» **THE TASK**
Report every line of the material below that contains the string "icon".

Element and coordinate records
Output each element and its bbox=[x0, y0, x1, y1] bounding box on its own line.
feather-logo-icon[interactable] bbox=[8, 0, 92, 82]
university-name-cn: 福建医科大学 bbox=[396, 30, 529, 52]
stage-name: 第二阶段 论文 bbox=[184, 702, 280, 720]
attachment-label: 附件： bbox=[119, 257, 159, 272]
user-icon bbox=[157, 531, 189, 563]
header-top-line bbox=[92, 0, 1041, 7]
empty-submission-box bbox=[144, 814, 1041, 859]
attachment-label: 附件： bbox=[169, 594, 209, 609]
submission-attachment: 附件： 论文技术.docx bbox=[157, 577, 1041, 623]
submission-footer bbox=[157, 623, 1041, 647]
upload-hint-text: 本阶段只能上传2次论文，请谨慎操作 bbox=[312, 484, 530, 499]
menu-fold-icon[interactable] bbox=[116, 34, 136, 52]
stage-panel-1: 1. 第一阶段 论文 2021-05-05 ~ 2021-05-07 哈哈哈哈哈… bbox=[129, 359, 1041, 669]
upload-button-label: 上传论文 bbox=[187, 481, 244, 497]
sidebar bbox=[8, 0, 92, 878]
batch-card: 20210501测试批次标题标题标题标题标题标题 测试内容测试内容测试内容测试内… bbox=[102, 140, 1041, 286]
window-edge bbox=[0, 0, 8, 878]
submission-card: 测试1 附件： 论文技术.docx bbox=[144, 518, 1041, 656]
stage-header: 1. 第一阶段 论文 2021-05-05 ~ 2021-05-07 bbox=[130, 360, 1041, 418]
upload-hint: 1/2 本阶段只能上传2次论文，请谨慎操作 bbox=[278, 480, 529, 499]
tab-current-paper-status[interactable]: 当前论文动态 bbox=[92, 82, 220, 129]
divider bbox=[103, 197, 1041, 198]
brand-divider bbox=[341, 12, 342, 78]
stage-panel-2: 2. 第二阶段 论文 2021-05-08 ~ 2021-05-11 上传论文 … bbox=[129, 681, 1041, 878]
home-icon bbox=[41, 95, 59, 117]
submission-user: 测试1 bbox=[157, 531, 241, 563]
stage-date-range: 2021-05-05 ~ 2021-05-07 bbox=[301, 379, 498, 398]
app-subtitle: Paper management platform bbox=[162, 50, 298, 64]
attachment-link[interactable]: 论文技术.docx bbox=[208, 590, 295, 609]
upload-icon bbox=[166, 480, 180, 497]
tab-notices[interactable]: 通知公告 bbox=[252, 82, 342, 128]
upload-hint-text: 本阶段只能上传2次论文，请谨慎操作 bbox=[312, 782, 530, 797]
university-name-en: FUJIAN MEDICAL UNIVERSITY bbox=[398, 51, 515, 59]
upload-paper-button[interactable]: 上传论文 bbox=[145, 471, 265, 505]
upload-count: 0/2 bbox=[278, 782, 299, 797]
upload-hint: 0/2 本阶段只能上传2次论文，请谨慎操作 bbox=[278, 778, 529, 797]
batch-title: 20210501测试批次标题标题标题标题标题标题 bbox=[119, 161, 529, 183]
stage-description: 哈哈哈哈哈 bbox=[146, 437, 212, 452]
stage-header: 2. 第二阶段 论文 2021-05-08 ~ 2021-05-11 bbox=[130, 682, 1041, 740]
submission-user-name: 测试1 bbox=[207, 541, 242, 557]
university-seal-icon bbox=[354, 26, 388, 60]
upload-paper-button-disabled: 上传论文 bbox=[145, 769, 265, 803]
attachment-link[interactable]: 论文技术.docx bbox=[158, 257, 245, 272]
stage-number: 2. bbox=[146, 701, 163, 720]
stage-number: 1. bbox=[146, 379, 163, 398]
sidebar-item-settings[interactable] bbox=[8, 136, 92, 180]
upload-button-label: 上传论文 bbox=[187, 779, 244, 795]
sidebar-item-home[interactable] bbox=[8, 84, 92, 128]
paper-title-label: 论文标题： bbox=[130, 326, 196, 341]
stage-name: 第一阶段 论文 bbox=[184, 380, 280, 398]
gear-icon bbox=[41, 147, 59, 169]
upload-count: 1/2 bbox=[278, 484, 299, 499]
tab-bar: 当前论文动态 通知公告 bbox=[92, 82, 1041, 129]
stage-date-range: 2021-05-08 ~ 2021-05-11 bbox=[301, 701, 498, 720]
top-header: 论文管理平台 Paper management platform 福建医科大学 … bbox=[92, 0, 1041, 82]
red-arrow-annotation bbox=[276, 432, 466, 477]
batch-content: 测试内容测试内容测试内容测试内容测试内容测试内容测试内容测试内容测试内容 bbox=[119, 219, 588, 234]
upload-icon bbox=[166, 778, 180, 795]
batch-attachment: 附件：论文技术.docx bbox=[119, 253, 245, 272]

» **OUTPUT OF THE EXERCISE**
feather-logo-icon[interactable] bbox=[8, 0, 92, 82]
user-icon bbox=[157, 531, 189, 563]
menu-fold-icon[interactable] bbox=[116, 34, 136, 52]
home-icon bbox=[41, 95, 59, 117]
upload-icon bbox=[166, 480, 180, 497]
university-seal-icon bbox=[354, 26, 388, 60]
gear-icon bbox=[41, 147, 59, 169]
upload-icon bbox=[166, 778, 180, 795]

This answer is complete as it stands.